OBJECTIVE - Locate the lines of the listing below that hold "screenshot", then copy each of them.

AVAILABLE DATA -
***
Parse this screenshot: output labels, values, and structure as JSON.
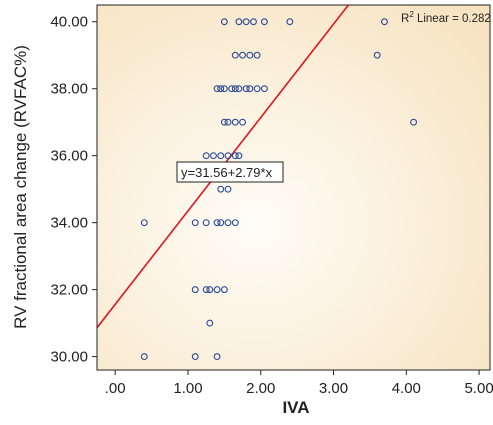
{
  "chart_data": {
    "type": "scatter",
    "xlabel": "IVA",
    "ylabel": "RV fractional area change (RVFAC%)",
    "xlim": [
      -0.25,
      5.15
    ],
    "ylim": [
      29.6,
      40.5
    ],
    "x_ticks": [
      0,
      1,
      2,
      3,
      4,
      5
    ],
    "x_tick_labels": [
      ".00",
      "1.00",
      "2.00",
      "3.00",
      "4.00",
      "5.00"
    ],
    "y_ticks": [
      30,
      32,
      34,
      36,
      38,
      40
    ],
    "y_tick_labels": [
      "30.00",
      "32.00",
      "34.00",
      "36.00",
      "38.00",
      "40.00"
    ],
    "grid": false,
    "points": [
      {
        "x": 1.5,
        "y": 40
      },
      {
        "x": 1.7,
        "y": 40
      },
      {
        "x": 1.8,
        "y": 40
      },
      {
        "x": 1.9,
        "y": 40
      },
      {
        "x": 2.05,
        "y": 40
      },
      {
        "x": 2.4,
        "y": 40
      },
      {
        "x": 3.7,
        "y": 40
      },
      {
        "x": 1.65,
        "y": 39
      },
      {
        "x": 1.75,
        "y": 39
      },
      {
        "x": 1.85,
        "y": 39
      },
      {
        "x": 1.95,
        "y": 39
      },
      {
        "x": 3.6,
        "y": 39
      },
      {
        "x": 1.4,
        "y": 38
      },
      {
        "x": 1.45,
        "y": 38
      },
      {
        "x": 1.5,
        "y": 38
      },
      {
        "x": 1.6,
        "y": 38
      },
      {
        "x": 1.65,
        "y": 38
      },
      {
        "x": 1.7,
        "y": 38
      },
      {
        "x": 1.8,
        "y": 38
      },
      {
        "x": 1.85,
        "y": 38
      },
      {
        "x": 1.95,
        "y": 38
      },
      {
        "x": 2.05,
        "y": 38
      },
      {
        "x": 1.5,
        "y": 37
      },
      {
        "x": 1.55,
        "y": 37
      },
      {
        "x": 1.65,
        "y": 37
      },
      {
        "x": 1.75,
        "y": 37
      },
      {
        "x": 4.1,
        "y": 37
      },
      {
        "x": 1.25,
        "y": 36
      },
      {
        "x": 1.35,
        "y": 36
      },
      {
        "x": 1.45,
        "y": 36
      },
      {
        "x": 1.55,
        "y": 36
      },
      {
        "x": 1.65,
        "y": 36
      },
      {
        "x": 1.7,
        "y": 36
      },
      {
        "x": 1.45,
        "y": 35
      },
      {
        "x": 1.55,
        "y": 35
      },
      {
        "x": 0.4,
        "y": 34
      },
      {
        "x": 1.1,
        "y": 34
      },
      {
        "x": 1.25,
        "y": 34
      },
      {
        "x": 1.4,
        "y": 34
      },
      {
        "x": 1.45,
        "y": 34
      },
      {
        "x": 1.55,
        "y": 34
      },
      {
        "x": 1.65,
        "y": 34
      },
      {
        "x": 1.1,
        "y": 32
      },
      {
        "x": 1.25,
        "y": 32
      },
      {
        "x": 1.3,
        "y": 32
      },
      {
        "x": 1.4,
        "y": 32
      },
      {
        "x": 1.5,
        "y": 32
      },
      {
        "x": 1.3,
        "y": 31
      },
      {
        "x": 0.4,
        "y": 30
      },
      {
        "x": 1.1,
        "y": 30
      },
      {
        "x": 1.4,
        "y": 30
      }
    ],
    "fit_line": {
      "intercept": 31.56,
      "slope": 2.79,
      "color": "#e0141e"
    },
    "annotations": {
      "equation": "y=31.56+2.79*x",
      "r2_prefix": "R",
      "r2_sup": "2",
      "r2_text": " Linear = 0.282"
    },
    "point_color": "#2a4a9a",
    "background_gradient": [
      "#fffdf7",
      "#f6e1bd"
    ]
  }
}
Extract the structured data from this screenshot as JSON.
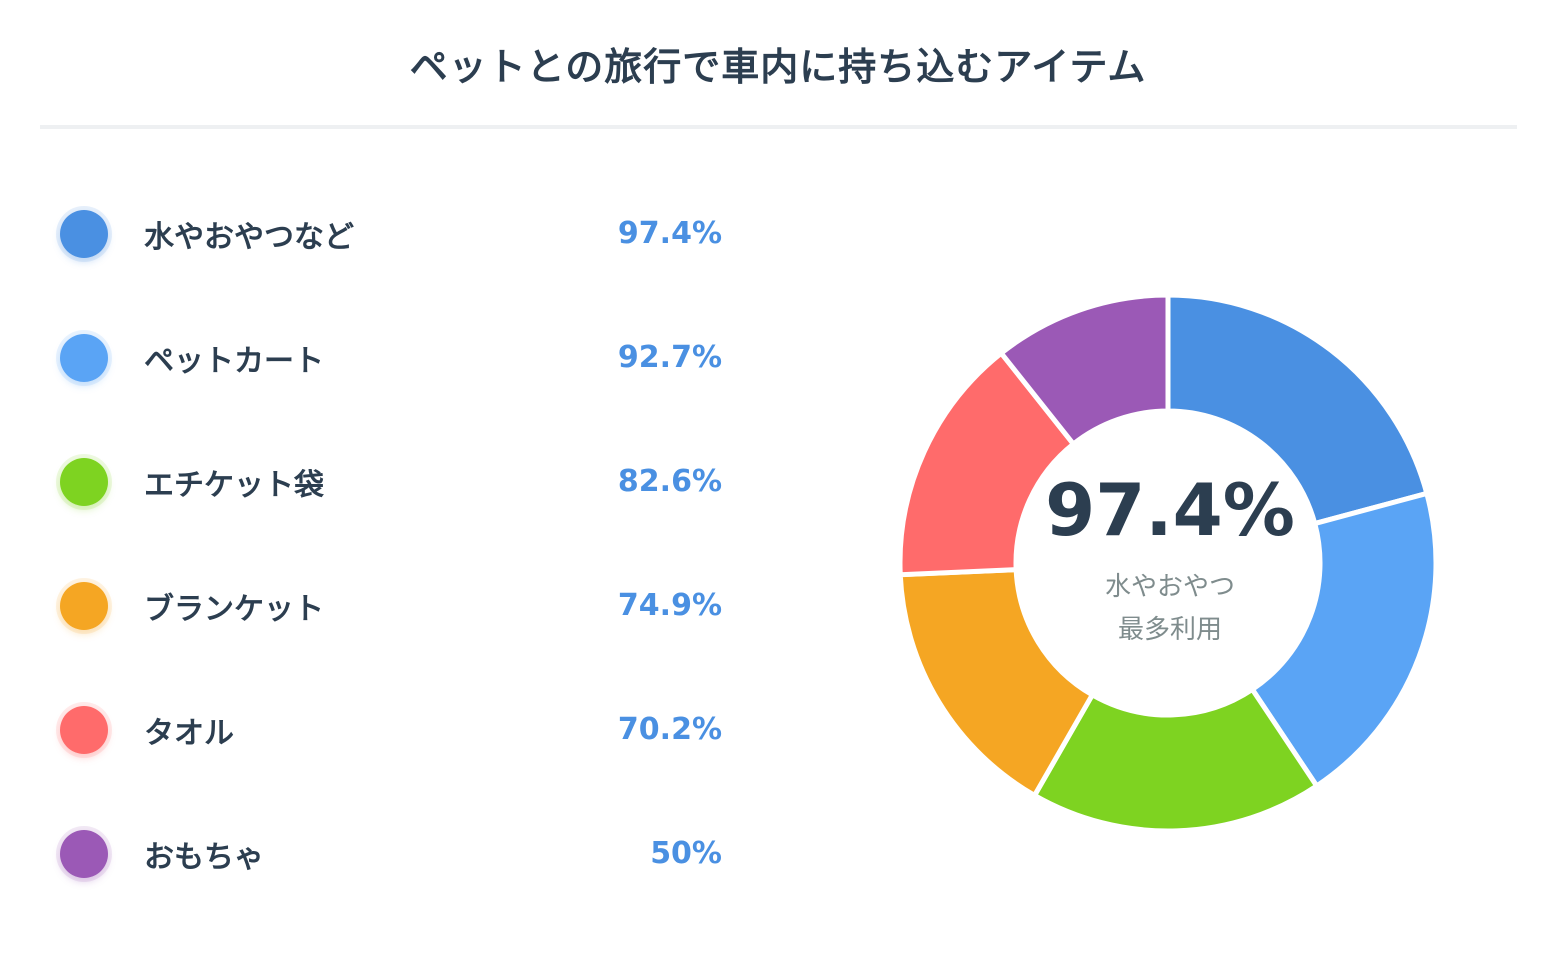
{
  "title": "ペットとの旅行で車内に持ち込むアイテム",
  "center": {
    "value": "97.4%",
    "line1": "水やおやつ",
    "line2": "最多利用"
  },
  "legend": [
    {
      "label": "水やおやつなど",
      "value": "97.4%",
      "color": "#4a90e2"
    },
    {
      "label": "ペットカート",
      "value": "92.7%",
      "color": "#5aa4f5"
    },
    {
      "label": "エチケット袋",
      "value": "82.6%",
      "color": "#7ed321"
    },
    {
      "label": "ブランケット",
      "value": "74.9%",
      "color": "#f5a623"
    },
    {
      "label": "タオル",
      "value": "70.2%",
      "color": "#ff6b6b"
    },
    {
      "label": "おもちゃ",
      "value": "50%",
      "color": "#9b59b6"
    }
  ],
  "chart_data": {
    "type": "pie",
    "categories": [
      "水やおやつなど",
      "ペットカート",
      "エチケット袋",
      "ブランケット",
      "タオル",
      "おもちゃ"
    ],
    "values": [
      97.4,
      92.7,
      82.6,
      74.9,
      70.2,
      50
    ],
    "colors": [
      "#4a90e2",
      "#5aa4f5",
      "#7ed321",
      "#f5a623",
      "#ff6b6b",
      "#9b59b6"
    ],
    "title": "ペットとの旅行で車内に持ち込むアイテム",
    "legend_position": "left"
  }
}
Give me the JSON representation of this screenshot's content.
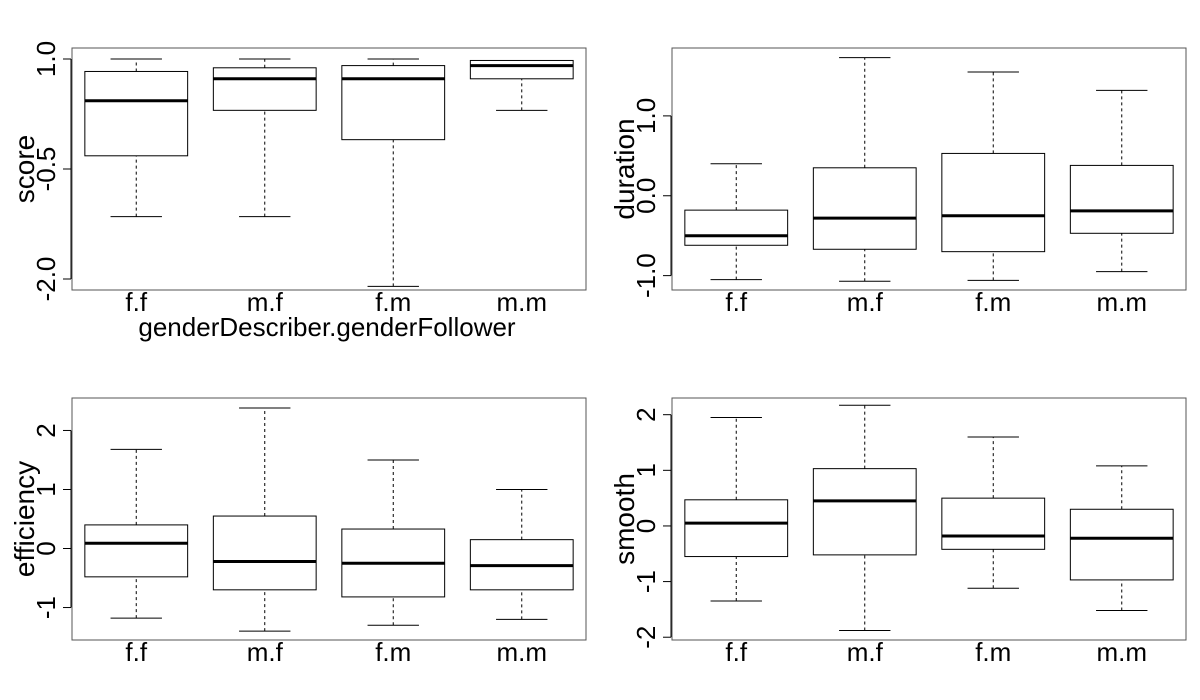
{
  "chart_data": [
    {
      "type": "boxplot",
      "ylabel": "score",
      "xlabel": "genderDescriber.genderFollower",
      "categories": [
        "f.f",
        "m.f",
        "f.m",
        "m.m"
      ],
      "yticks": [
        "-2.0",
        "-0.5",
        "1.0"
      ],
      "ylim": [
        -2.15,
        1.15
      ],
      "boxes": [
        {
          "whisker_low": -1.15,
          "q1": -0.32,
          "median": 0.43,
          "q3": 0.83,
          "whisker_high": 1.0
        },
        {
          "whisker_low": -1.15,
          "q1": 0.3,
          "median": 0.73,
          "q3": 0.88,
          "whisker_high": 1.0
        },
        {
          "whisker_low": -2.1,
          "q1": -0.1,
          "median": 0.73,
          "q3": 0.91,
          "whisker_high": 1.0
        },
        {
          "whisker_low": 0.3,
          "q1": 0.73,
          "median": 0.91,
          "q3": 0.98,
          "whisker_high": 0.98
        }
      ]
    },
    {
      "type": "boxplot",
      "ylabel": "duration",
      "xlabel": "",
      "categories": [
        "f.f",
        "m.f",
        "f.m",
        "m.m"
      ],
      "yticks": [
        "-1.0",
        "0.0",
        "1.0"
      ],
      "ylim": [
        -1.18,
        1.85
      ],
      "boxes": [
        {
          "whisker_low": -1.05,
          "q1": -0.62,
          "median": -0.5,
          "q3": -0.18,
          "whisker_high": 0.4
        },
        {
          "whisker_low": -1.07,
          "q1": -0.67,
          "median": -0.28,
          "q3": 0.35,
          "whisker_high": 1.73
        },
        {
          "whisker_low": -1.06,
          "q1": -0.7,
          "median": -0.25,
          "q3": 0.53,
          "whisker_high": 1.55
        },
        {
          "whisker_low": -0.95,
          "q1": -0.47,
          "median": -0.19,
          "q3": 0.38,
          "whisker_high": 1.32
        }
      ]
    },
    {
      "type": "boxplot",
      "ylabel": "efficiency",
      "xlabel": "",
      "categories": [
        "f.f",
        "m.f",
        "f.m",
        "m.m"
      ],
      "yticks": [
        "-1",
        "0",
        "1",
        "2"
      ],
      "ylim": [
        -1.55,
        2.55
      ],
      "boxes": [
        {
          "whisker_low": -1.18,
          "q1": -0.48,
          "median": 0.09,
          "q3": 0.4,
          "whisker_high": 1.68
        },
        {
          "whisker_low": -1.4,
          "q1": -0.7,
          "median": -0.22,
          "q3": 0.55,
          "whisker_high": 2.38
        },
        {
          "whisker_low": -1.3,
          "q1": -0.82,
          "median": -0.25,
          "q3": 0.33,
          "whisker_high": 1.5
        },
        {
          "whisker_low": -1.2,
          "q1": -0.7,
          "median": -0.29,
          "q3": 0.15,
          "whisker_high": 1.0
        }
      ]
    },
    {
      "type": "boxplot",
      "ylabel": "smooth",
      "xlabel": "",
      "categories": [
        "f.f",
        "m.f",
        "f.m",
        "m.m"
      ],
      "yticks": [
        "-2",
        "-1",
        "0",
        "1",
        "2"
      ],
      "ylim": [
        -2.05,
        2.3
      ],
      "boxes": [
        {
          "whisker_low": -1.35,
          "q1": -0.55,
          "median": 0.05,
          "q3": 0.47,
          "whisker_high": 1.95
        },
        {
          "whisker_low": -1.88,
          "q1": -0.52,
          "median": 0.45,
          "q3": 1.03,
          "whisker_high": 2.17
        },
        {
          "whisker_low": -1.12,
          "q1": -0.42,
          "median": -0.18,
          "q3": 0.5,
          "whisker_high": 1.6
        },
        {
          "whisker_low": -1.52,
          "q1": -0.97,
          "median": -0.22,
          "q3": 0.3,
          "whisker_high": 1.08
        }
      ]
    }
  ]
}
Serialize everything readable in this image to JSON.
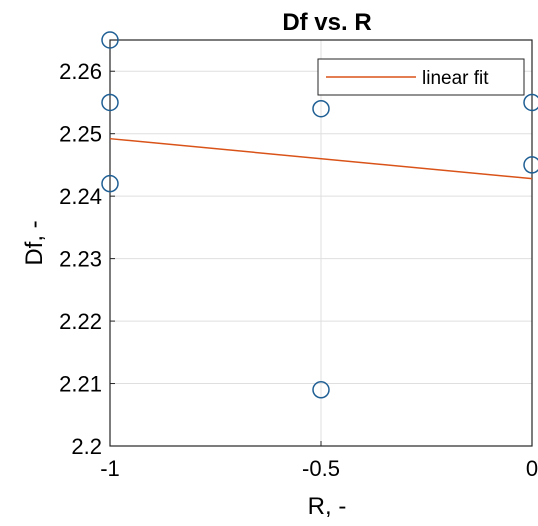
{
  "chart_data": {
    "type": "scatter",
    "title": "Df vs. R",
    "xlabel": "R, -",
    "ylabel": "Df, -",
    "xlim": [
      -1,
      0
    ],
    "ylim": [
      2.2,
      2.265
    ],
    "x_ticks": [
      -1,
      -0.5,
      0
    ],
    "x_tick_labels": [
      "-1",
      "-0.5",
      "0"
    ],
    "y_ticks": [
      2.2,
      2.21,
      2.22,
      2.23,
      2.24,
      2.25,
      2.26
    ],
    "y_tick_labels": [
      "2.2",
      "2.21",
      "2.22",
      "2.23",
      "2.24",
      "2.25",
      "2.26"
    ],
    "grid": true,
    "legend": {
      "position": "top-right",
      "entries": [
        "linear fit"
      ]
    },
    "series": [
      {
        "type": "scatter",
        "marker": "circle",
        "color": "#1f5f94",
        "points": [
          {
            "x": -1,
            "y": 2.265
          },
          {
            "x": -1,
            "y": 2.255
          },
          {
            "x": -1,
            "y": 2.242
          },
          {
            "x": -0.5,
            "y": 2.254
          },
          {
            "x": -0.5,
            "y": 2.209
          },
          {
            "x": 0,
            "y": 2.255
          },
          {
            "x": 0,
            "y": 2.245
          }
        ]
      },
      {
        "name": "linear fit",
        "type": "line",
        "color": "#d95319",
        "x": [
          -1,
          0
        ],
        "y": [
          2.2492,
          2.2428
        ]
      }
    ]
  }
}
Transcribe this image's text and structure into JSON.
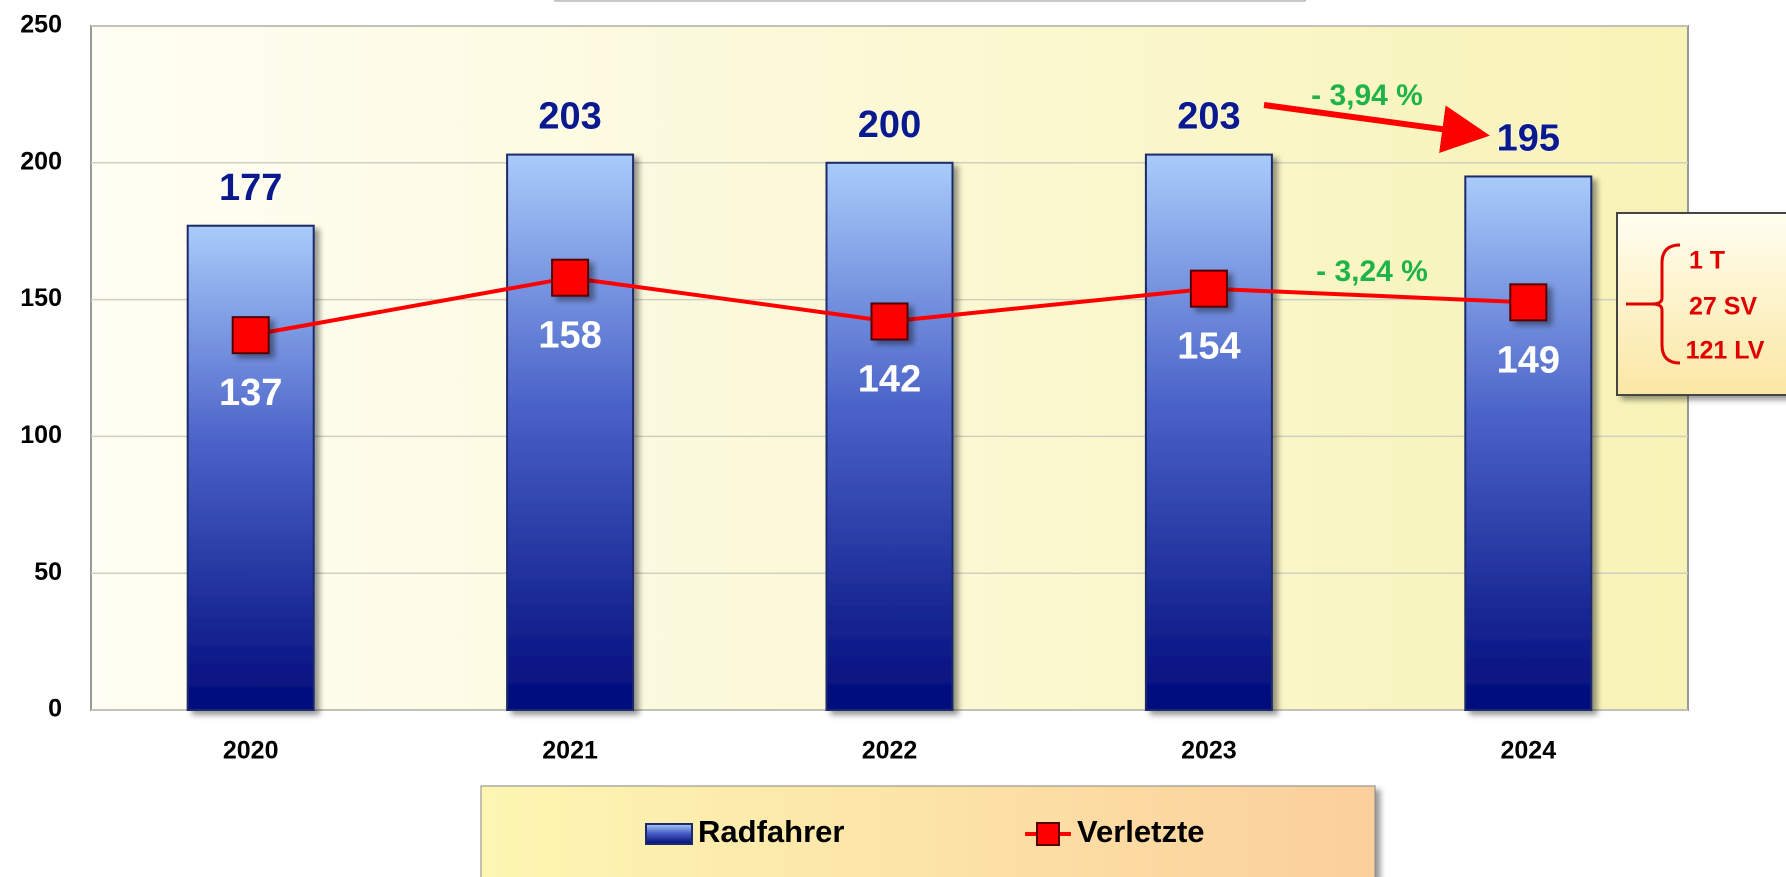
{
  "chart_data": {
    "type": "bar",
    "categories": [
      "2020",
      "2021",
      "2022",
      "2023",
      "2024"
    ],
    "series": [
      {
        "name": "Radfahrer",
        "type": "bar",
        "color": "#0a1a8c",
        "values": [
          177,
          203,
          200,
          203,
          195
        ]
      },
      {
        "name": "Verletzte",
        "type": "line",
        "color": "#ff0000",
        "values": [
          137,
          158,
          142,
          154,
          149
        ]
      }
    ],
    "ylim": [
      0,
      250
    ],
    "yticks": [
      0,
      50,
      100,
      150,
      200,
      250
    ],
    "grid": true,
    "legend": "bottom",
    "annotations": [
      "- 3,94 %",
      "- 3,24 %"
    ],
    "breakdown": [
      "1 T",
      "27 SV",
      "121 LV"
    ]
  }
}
***
TASK OUTPUT -
Parse this screenshot: output labels, values, and structure as JSON.
Extract the structured data from this screenshot as JSON.
Give me the JSON representation of this screenshot's content.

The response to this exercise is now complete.